■ Challenge
Find each line that has the string "this" and give the total, with nothing else.

====

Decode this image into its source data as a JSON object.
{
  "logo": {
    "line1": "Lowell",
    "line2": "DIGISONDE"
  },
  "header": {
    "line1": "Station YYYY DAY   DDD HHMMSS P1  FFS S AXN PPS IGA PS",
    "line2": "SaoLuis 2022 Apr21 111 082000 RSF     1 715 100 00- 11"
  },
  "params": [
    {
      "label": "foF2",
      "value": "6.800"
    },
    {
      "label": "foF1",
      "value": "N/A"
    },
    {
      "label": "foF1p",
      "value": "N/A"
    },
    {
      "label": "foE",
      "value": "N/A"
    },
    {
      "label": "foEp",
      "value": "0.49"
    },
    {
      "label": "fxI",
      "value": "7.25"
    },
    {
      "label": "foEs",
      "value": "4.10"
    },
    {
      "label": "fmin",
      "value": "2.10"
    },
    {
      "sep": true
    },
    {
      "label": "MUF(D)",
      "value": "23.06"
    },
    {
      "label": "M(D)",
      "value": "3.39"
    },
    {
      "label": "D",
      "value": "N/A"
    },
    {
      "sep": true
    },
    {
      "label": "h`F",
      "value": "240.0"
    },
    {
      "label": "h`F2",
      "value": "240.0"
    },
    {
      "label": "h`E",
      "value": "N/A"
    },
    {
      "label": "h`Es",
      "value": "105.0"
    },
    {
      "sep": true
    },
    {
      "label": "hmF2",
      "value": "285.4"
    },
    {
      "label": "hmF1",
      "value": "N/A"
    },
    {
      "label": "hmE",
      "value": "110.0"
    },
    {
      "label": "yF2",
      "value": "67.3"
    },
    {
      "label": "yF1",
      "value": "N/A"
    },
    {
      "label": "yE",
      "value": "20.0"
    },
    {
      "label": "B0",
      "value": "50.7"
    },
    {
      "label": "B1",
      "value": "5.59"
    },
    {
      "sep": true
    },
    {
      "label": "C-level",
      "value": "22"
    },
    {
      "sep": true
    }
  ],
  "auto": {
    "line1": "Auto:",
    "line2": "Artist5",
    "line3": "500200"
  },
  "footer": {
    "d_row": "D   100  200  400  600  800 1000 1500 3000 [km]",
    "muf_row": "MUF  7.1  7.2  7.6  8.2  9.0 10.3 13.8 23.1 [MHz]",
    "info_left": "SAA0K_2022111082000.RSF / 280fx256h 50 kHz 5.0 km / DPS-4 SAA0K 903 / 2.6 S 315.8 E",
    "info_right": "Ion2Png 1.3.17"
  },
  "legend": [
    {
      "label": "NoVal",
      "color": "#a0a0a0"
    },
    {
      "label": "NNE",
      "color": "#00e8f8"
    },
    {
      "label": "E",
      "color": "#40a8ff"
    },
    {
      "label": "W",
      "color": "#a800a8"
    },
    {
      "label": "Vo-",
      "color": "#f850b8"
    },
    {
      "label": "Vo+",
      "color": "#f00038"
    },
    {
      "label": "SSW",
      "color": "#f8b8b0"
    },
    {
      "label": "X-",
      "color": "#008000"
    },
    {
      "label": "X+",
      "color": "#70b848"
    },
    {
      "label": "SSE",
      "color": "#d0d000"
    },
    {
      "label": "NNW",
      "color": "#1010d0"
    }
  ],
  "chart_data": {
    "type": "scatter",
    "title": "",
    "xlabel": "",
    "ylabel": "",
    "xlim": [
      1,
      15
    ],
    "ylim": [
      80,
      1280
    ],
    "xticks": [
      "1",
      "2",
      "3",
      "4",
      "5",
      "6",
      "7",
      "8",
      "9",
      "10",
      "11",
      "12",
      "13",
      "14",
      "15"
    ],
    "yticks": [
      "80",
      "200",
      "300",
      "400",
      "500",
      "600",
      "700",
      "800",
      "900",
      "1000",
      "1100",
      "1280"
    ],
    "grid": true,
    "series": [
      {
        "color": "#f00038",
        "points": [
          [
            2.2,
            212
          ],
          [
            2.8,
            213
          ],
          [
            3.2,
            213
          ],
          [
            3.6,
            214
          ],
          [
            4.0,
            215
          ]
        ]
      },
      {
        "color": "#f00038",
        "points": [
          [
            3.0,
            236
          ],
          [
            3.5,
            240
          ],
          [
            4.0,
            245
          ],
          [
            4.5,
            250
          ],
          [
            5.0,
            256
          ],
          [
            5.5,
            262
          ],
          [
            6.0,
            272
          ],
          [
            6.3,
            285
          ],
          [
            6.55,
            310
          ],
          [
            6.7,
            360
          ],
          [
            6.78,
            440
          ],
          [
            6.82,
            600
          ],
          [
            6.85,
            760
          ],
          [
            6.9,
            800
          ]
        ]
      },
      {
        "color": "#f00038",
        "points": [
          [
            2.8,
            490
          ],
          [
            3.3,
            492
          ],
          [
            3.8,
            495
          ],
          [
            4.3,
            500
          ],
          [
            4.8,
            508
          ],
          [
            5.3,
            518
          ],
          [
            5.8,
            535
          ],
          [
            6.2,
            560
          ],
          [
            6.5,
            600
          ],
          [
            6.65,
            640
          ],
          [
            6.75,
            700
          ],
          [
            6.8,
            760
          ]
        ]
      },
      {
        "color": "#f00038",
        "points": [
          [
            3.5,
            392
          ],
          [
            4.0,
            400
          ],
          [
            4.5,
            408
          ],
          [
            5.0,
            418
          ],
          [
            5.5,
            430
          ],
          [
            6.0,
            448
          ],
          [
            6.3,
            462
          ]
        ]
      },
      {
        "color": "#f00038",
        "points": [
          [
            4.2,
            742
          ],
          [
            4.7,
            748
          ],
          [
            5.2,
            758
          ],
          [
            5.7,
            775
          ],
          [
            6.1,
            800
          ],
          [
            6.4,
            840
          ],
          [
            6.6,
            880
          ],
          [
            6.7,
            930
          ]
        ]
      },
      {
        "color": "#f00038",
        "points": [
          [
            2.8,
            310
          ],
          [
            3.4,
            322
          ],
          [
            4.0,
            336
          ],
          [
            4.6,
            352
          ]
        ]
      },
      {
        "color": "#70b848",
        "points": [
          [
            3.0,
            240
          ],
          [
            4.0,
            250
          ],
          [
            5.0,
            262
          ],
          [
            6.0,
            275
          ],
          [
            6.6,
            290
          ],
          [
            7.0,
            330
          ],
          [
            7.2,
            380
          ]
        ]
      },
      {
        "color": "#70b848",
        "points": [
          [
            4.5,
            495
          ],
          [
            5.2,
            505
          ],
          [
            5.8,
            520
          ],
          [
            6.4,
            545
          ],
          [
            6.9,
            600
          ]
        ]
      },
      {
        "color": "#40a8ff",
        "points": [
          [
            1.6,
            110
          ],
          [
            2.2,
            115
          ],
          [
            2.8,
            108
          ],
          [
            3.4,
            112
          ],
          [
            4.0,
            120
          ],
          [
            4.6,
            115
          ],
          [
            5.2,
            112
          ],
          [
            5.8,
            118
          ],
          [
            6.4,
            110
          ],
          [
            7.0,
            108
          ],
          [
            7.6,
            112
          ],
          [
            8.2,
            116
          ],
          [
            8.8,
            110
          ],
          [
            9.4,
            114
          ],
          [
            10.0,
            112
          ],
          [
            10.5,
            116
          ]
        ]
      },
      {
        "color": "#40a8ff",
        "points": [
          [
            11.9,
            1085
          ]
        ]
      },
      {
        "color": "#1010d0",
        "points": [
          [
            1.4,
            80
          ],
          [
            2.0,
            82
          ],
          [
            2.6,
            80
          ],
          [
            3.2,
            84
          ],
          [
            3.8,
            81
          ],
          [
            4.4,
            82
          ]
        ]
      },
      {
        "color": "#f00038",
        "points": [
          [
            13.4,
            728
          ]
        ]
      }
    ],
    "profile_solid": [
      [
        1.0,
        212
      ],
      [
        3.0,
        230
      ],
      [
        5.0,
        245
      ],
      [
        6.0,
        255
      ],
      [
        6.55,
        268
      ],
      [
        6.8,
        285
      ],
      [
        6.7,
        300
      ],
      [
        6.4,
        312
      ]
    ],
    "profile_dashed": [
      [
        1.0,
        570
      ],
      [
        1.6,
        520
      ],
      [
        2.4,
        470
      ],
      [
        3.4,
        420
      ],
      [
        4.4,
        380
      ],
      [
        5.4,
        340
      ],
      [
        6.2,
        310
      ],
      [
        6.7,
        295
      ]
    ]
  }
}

====

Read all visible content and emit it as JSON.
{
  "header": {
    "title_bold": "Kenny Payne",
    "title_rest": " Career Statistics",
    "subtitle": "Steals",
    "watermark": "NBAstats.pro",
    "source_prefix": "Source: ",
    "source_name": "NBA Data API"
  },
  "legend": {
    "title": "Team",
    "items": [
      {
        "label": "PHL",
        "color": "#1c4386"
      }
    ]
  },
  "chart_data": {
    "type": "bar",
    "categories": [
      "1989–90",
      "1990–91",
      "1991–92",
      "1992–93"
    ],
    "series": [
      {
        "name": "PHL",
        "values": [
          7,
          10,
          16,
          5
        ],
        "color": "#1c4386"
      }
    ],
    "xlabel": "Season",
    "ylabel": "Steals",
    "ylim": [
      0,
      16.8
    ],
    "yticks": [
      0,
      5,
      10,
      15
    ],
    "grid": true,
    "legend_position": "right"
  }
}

====

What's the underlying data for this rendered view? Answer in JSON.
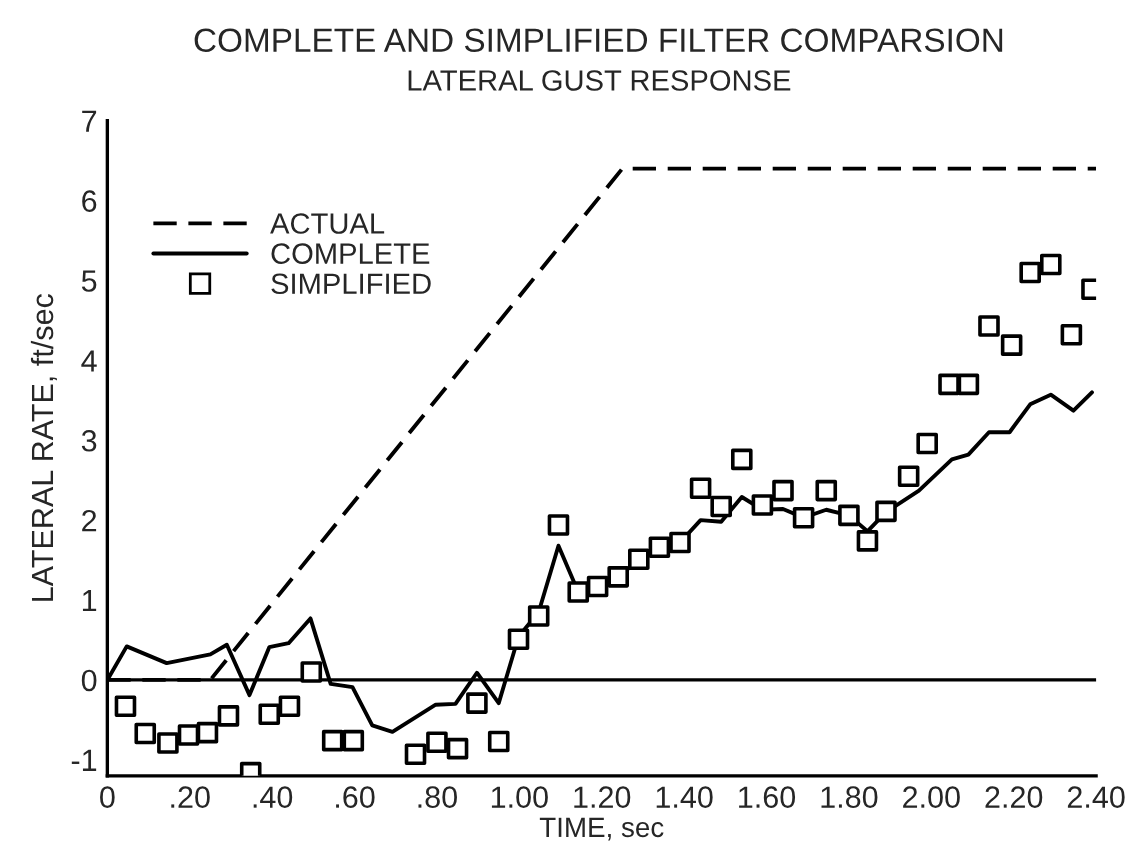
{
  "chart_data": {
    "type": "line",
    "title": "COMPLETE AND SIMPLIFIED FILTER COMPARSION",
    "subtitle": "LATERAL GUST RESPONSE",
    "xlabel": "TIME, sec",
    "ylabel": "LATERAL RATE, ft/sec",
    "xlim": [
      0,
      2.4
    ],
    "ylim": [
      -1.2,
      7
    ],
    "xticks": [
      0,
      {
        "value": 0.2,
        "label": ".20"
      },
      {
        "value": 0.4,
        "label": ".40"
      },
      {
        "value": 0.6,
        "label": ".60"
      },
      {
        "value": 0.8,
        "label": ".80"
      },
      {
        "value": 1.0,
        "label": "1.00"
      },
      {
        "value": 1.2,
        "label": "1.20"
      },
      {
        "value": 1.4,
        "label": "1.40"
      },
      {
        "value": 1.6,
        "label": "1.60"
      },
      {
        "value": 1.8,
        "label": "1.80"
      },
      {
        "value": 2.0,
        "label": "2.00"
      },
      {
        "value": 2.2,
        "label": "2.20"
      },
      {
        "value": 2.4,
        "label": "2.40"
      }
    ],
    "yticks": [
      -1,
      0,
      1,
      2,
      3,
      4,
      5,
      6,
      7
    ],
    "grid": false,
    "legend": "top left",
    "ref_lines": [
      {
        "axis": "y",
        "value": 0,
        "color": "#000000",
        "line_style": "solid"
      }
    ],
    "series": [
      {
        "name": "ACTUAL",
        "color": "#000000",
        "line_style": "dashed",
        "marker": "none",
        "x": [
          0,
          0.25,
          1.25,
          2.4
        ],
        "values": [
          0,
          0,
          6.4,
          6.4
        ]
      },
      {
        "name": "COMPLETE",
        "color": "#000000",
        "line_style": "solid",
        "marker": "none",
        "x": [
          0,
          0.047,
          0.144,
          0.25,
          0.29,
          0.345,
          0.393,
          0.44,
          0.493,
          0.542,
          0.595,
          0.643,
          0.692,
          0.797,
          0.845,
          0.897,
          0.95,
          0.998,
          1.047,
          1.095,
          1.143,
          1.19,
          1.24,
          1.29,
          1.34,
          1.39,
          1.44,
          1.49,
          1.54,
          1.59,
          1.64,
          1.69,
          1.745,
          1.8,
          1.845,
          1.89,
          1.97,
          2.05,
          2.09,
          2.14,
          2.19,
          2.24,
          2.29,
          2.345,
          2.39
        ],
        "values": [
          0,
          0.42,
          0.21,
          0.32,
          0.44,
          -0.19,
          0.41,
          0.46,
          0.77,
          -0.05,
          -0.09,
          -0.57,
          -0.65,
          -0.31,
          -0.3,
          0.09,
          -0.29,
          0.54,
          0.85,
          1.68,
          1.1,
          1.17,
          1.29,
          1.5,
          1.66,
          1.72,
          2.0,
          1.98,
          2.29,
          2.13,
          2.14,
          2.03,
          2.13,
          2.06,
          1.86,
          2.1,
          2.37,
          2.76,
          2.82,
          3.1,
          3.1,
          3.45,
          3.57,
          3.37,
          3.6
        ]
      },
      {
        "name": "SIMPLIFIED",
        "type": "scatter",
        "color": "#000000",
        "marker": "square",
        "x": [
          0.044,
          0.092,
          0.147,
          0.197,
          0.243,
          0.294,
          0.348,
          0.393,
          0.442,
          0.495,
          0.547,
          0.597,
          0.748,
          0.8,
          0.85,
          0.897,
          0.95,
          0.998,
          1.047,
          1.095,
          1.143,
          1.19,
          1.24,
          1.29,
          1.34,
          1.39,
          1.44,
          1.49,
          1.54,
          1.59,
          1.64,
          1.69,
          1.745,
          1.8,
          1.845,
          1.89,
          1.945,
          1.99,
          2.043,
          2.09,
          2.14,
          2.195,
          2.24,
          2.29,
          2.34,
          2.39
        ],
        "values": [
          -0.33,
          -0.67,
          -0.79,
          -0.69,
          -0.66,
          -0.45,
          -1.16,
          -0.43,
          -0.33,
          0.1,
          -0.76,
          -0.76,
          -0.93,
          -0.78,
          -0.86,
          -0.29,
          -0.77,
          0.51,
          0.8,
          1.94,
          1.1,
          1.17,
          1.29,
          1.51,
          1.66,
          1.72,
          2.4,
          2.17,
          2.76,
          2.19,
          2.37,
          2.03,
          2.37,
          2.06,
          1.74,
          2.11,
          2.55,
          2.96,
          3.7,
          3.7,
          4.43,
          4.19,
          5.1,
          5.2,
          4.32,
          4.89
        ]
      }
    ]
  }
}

====

■ Solved problem
2